> Given records:
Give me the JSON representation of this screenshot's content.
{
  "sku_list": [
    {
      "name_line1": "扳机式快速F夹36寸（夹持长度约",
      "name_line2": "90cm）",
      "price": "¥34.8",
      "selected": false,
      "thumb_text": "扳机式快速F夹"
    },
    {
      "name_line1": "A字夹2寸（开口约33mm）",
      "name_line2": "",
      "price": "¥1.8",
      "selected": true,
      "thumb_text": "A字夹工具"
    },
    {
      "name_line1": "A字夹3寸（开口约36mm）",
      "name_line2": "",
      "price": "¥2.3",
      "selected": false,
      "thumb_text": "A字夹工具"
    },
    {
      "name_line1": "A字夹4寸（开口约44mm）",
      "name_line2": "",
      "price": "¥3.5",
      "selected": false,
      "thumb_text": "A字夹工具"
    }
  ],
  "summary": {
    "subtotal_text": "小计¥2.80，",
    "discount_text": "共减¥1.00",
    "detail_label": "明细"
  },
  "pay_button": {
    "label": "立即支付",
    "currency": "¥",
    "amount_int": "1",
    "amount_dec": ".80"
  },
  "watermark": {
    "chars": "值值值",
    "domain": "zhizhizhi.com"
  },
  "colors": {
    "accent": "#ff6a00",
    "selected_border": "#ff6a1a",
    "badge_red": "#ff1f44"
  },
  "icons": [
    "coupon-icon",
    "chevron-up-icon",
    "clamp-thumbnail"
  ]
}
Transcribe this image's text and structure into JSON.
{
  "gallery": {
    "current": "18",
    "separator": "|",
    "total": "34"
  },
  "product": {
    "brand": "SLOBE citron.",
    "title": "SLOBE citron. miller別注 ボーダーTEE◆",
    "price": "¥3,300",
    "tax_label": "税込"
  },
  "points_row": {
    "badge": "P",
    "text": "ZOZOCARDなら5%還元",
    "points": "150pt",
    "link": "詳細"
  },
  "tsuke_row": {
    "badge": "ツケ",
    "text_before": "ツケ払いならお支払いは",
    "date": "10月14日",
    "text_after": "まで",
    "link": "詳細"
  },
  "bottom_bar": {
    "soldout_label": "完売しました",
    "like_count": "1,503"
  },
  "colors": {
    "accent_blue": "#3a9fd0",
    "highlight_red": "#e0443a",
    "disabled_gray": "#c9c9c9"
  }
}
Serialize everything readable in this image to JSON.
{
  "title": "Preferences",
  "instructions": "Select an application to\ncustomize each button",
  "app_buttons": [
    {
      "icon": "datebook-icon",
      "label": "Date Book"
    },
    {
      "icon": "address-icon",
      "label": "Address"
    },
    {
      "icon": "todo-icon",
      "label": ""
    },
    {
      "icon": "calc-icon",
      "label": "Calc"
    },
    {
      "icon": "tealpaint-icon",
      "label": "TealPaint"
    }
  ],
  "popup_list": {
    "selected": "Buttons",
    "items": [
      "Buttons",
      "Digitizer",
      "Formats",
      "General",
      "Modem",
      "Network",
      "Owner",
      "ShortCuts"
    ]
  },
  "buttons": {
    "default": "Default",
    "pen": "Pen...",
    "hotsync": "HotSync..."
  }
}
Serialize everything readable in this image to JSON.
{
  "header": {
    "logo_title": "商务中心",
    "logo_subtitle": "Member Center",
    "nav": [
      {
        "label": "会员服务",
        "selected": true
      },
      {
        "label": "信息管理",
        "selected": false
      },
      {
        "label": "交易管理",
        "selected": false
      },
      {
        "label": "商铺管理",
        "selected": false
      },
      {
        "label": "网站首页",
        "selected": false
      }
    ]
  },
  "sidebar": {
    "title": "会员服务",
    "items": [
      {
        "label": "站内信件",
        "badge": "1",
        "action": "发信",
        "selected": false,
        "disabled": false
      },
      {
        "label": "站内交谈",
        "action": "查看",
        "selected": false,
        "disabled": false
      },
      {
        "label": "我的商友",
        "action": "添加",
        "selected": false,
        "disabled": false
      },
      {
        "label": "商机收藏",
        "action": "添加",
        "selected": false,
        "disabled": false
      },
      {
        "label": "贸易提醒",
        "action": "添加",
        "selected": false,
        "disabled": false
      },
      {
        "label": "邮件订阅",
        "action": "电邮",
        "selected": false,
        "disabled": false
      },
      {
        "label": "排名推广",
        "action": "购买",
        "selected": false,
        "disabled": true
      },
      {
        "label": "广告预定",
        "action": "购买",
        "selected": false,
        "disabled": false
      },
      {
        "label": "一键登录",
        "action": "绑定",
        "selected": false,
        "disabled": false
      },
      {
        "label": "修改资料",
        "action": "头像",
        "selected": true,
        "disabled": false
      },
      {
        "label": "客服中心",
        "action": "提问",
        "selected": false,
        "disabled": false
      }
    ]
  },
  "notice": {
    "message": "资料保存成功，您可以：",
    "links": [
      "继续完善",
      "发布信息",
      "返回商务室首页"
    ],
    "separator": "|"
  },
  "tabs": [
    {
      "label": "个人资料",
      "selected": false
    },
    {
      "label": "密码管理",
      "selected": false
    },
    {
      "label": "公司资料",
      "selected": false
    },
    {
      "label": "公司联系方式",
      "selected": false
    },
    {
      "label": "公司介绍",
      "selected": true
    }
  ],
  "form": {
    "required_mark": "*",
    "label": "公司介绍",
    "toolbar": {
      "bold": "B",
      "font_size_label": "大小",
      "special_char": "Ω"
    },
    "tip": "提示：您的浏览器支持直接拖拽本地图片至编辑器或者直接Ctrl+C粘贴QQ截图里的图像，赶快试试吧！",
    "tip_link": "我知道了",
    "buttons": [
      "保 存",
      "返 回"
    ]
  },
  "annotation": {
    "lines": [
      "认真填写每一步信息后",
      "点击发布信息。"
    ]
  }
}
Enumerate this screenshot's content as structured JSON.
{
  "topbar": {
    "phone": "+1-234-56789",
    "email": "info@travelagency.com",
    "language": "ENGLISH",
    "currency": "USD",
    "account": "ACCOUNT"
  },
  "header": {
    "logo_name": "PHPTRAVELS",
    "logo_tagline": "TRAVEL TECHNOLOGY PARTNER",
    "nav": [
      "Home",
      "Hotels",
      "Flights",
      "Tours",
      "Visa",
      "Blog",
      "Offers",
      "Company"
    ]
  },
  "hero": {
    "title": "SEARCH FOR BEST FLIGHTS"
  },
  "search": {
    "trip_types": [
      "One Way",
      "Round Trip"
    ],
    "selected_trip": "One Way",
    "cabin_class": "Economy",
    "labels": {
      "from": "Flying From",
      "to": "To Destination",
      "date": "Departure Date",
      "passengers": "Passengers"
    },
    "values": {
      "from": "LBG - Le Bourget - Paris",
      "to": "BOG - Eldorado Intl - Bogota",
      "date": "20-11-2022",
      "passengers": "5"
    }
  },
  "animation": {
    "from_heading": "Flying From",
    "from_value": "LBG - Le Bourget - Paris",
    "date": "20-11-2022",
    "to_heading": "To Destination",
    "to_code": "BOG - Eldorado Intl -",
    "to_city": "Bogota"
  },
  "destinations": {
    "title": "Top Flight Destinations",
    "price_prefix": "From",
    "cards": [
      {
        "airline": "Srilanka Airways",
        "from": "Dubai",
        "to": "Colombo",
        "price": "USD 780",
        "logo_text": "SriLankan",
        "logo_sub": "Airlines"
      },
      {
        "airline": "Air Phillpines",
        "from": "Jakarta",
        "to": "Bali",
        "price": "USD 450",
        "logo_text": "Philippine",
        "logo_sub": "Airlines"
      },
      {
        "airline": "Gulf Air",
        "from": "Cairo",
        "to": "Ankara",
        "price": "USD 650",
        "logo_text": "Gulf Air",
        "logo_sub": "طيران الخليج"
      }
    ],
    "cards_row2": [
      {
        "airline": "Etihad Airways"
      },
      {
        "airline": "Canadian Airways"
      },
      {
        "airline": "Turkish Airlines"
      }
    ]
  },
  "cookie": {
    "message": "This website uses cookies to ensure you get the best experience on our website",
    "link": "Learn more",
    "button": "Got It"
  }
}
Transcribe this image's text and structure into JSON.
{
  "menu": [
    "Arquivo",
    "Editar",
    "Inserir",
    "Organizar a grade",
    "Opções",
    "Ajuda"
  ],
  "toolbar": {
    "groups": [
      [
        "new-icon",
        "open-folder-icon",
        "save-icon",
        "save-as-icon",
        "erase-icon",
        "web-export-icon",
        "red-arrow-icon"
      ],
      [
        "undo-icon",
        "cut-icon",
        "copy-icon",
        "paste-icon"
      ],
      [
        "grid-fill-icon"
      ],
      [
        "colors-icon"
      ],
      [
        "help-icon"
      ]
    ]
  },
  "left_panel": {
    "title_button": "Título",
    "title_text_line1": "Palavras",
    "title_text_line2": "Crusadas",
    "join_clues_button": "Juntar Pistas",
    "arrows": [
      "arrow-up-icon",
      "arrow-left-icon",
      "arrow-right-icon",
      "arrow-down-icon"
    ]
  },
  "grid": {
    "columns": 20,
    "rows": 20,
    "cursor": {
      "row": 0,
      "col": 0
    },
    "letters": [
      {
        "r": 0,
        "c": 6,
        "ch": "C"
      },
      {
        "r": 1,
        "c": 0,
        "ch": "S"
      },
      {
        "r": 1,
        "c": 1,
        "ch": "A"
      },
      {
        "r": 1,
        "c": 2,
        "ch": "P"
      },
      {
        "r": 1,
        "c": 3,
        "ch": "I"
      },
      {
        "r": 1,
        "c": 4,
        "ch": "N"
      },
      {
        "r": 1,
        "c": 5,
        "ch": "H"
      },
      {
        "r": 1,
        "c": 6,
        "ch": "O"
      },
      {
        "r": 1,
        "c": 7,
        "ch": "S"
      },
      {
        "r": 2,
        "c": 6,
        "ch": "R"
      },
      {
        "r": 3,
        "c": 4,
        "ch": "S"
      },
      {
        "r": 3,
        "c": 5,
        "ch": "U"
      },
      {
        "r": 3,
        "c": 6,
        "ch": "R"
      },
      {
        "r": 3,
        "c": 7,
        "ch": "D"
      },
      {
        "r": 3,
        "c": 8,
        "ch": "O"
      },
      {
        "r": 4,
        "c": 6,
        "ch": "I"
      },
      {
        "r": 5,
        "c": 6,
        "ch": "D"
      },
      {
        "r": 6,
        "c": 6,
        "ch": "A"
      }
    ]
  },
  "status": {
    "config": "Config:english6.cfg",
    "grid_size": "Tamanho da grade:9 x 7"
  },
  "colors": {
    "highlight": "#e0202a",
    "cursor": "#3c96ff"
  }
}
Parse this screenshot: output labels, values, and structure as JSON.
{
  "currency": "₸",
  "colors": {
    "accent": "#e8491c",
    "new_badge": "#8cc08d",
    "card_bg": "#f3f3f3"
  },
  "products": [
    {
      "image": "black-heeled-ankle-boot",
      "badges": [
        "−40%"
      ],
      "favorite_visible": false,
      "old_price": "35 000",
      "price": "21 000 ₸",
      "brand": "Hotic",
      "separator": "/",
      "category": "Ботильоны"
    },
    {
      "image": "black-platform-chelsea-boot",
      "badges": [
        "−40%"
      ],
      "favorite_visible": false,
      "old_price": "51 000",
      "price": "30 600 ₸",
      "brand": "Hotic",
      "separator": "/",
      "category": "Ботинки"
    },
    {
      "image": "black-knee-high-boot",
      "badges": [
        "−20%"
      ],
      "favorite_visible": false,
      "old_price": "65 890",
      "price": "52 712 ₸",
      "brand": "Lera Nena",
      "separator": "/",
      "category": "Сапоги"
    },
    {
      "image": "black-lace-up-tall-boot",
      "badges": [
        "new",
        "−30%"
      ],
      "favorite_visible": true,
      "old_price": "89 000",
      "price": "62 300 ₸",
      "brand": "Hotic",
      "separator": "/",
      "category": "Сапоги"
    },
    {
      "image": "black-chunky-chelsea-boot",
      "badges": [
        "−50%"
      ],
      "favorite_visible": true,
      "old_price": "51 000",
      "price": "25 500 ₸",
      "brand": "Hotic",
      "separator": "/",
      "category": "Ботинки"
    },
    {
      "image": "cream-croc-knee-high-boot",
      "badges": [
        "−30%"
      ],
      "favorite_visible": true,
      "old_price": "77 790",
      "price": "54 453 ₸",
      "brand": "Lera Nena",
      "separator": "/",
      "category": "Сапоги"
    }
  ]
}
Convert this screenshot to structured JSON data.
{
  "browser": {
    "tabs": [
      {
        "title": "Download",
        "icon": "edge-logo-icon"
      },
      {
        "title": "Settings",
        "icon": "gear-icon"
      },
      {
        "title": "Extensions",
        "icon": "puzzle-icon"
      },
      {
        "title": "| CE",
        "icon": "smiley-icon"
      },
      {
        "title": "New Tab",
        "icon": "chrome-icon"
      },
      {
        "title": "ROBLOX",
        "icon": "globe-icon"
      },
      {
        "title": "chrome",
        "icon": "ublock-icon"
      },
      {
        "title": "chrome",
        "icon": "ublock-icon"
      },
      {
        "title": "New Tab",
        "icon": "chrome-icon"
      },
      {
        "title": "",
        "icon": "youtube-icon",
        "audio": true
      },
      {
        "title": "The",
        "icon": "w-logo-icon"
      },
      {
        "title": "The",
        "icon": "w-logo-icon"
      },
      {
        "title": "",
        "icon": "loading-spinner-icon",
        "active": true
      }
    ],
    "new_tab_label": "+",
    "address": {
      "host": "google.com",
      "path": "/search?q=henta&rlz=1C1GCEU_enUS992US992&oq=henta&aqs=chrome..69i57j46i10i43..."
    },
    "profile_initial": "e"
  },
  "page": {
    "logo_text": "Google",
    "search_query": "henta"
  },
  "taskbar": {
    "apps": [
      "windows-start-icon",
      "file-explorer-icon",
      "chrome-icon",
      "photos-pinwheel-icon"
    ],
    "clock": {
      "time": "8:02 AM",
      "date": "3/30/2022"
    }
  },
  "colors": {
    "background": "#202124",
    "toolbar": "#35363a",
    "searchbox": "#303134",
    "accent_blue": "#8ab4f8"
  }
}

> Exercise:
Find the word "Eldorado" and list each line it appears in.

> Solution for this problem:
      "to": "BOG - Eldorado Intl - Bogota",
    "to_code": "BOG - Eldorado Intl -",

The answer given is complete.